Quote verbatim the part of the material that runs from its first line through the line containing "418, 1567, 536]", including both of those lines.

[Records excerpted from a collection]

-- BEGIN --

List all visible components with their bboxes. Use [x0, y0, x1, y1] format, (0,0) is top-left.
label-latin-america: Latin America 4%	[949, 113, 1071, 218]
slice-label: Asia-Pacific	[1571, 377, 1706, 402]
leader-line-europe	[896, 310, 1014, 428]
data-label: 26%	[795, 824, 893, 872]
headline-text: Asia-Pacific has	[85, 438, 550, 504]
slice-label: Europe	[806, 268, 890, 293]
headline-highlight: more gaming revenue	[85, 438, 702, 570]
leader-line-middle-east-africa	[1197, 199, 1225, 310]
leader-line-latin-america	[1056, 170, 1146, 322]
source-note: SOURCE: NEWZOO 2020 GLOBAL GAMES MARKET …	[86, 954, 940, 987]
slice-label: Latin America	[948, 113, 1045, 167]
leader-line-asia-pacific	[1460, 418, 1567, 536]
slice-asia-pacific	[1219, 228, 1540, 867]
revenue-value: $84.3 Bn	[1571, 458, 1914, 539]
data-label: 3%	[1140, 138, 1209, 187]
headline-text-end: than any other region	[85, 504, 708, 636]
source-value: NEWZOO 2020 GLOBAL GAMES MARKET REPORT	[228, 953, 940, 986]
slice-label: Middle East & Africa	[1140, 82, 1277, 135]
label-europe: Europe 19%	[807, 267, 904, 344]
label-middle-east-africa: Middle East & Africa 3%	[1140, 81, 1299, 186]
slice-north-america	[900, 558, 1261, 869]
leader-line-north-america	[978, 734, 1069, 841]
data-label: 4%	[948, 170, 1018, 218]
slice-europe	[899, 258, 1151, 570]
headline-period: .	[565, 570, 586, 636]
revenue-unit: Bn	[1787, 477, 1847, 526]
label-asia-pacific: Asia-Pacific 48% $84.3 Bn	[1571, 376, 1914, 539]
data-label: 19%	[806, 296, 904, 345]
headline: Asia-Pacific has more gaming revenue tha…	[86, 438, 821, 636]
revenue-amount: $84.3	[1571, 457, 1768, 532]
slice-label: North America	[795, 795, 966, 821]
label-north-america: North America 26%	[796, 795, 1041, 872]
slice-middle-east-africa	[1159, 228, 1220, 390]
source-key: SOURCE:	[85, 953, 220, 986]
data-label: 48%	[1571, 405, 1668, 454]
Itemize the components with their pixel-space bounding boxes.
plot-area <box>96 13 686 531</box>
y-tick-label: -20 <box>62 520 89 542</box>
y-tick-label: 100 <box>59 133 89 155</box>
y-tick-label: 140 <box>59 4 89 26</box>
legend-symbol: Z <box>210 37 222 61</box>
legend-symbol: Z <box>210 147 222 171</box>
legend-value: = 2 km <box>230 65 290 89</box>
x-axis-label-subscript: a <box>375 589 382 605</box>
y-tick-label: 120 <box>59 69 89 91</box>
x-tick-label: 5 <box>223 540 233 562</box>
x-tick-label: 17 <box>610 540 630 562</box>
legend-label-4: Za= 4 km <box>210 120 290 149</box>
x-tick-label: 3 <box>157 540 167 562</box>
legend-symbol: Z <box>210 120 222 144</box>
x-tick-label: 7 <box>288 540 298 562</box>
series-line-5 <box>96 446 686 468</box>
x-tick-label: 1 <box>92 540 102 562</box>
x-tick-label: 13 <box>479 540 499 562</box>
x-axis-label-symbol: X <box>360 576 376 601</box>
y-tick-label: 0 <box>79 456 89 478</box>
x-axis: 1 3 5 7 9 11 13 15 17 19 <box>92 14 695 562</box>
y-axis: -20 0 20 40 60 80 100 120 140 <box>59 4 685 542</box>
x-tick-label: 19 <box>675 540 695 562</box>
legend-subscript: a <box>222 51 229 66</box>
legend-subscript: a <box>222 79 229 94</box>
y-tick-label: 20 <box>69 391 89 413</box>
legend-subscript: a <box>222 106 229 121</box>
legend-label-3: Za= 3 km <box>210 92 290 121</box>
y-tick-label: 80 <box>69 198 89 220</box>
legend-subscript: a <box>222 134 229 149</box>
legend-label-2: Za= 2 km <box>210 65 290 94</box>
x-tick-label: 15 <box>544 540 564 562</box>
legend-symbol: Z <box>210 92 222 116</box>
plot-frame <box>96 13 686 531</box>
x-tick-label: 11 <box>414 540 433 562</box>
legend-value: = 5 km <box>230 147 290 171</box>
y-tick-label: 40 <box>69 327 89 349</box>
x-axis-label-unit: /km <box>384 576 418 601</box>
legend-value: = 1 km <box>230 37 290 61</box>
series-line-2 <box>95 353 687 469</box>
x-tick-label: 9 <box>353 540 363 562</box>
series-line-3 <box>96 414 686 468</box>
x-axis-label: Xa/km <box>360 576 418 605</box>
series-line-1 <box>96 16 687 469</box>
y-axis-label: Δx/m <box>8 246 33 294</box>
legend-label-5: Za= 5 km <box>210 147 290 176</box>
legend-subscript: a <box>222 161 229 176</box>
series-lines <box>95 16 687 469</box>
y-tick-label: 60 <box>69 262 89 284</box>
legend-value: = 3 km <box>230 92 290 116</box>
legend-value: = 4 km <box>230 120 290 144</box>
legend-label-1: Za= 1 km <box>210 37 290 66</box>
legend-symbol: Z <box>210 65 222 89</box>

-- END --

- _ANSWER TO THIS EXERCISE_:
List all visible components with their bboxes. Use [x0, y0, x1, y1] format, (0,0) is top-left.
label-latin-america: Latin America 4%	[949, 113, 1071, 218]
slice-label: Asia-Pacific	[1571, 377, 1706, 402]
leader-line-europe	[896, 310, 1014, 428]
data-label: 26%	[795, 824, 893, 872]
headline-text: Asia-Pacific has	[85, 438, 550, 504]
slice-label: Europe	[806, 268, 890, 293]
headline-highlight: more gaming revenue	[85, 438, 702, 570]
leader-line-middle-east-africa	[1197, 199, 1225, 310]
leader-line-latin-america	[1056, 170, 1146, 322]
source-note: SOURCE: NEWZOO 2020 GLOBAL GAMES MARKET …	[86, 954, 940, 987]
slice-label: Latin America	[948, 113, 1045, 167]
leader-line-asia-pacific	[1460, 418, 1567, 536]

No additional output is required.